Restate the whole of the material. Keep every word, and drop the pictures.

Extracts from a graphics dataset
_ _ _ _

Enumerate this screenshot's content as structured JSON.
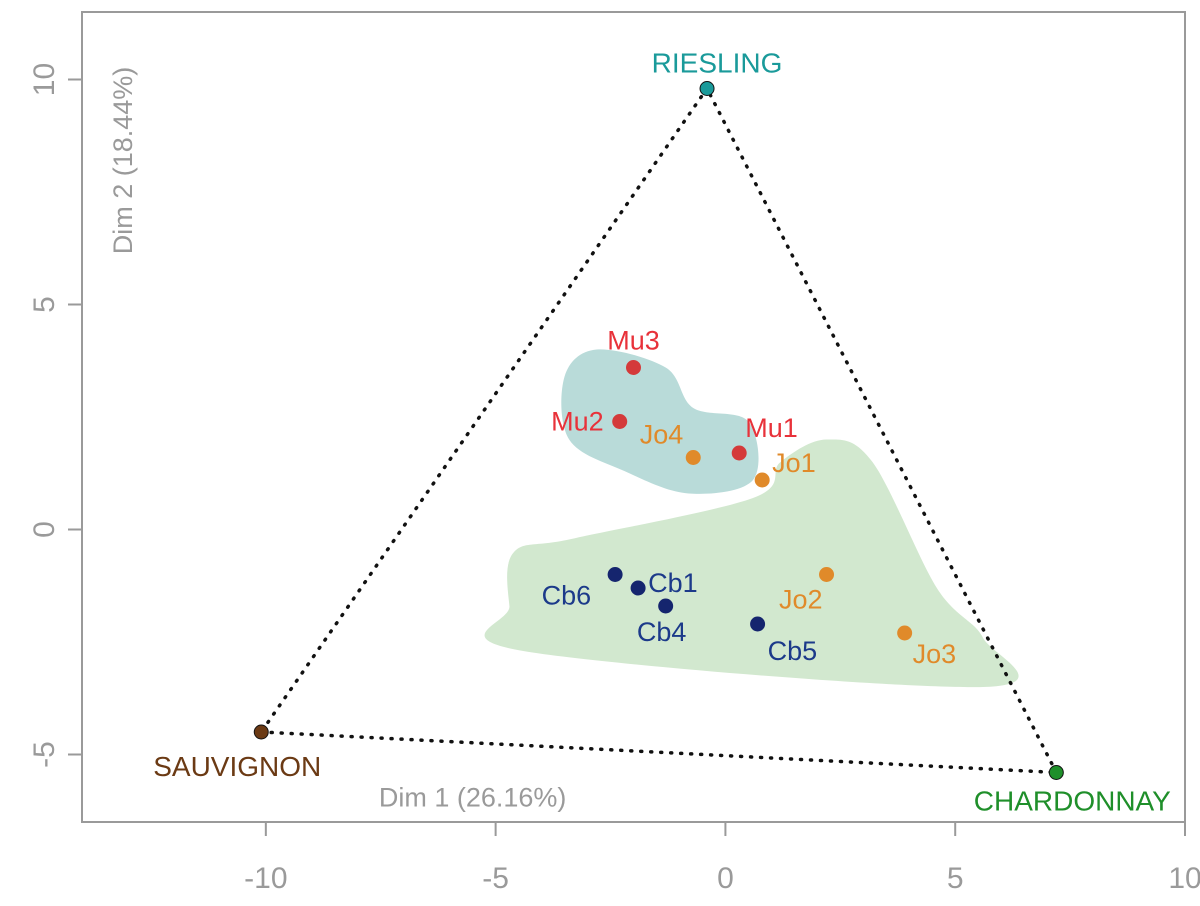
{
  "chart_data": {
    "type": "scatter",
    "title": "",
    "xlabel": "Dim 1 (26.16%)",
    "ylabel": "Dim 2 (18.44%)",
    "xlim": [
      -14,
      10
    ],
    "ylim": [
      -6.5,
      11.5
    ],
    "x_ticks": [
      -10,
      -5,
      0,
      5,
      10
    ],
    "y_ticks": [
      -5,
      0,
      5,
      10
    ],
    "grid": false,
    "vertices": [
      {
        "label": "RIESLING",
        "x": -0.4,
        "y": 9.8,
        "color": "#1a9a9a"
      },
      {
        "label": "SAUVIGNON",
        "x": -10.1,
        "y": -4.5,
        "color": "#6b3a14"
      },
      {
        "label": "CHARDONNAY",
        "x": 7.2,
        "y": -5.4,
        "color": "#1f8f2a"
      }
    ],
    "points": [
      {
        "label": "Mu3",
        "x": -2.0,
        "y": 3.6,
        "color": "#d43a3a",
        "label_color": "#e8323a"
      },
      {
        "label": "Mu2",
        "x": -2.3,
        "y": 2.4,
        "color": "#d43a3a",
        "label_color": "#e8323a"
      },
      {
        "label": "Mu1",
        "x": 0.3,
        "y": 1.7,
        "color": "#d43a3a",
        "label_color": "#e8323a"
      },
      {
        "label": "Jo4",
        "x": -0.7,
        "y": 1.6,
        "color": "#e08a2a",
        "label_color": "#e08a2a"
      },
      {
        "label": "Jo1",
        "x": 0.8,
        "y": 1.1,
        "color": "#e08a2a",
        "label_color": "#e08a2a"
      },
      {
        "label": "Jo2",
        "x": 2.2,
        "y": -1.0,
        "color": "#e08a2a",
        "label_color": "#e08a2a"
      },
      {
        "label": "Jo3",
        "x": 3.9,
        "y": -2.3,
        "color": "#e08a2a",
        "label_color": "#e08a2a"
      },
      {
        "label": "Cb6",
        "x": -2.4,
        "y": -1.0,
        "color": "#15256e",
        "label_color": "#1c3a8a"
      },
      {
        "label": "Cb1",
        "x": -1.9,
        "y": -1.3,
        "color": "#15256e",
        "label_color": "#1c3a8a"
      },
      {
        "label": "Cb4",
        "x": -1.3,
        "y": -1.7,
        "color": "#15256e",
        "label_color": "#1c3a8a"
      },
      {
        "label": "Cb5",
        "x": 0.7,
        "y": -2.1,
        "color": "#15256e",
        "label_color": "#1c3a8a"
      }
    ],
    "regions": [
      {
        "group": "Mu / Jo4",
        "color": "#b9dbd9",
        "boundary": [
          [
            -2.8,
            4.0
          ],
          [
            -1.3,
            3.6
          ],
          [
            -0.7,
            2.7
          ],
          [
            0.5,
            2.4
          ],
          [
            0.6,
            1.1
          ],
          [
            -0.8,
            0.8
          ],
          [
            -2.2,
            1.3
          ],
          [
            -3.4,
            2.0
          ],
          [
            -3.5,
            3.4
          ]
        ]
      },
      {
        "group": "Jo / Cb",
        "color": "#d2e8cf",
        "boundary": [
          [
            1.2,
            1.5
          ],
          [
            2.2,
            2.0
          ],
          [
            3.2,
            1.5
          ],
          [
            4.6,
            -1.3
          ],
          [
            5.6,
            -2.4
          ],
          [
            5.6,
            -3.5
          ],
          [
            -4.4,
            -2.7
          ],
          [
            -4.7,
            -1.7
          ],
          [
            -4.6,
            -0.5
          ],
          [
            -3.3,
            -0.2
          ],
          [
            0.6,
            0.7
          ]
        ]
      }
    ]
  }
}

_ _ _ _

-- Final result --
Enumerate this screenshot's content as structured JSON.
{
  "chart_data": {
    "type": "scatter",
    "title": "",
    "xlabel": "Dim 1 (26.16%)",
    "ylabel": "Dim 2 (18.44%)",
    "xlim": [
      -14,
      10
    ],
    "ylim": [
      -6.5,
      11.5
    ],
    "x_ticks": [
      -10,
      -5,
      0,
      5,
      10
    ],
    "y_ticks": [
      -5,
      0,
      5,
      10
    ],
    "grid": false,
    "vertices": [
      {
        "label": "RIESLING",
        "x": -0.4,
        "y": 9.8,
        "color": "#1a9a9a"
      },
      {
        "label": "SAUVIGNON",
        "x": -10.1,
        "y": -4.5,
        "color": "#6b3a14"
      },
      {
        "label": "CHARDONNAY",
        "x": 7.2,
        "y": -5.4,
        "color": "#1f8f2a"
      }
    ],
    "points": [
      {
        "label": "Mu3",
        "x": -2.0,
        "y": 3.6,
        "color": "#d43a3a",
        "label_color": "#e8323a"
      },
      {
        "label": "Mu2",
        "x": -2.3,
        "y": 2.4,
        "color": "#d43a3a",
        "label_color": "#e8323a"
      },
      {
        "label": "Mu1",
        "x": 0.3,
        "y": 1.7,
        "color": "#d43a3a",
        "label_color": "#e8323a"
      },
      {
        "label": "Jo4",
        "x": -0.7,
        "y": 1.6,
        "color": "#e08a2a",
        "label_color": "#e08a2a"
      },
      {
        "label": "Jo1",
        "x": 0.8,
        "y": 1.1,
        "color": "#e08a2a",
        "label_color": "#e08a2a"
      },
      {
        "label": "Jo2",
        "x": 2.2,
        "y": -1.0,
        "color": "#e08a2a",
        "label_color": "#e08a2a"
      },
      {
        "label": "Jo3",
        "x": 3.9,
        "y": -2.3,
        "color": "#e08a2a",
        "label_color": "#e08a2a"
      },
      {
        "label": "Cb6",
        "x": -2.4,
        "y": -1.0,
        "color": "#15256e",
        "label_color": "#1c3a8a"
      },
      {
        "label": "Cb1",
        "x": -1.9,
        "y": -1.3,
        "color": "#15256e",
        "label_color": "#1c3a8a"
      },
      {
        "label": "Cb4",
        "x": -1.3,
        "y": -1.7,
        "color": "#15256e",
        "label_color": "#1c3a8a"
      },
      {
        "label": "Cb5",
        "x": 0.7,
        "y": -2.1,
        "color": "#15256e",
        "label_color": "#1c3a8a"
      }
    ],
    "regions": [
      {
        "group": "Mu / Jo4",
        "color": "#b9dbd9",
        "boundary": [
          [
            -2.8,
            4.0
          ],
          [
            -1.3,
            3.6
          ],
          [
            -0.7,
            2.7
          ],
          [
            0.5,
            2.4
          ],
          [
            0.6,
            1.1
          ],
          [
            -0.8,
            0.8
          ],
          [
            -2.2,
            1.3
          ],
          [
            -3.4,
            2.0
          ],
          [
            -3.5,
            3.4
          ]
        ]
      },
      {
        "group": "Jo / Cb",
        "color": "#d2e8cf",
        "boundary": [
          [
            1.2,
            1.5
          ],
          [
            2.2,
            2.0
          ],
          [
            3.2,
            1.5
          ],
          [
            4.6,
            -1.3
          ],
          [
            5.6,
            -2.4
          ],
          [
            5.6,
            -3.5
          ],
          [
            -4.4,
            -2.7
          ],
          [
            -4.7,
            -1.7
          ],
          [
            -4.6,
            -0.5
          ],
          [
            -3.3,
            -0.2
          ],
          [
            0.6,
            0.7
          ]
        ]
      }
    ]
  }
}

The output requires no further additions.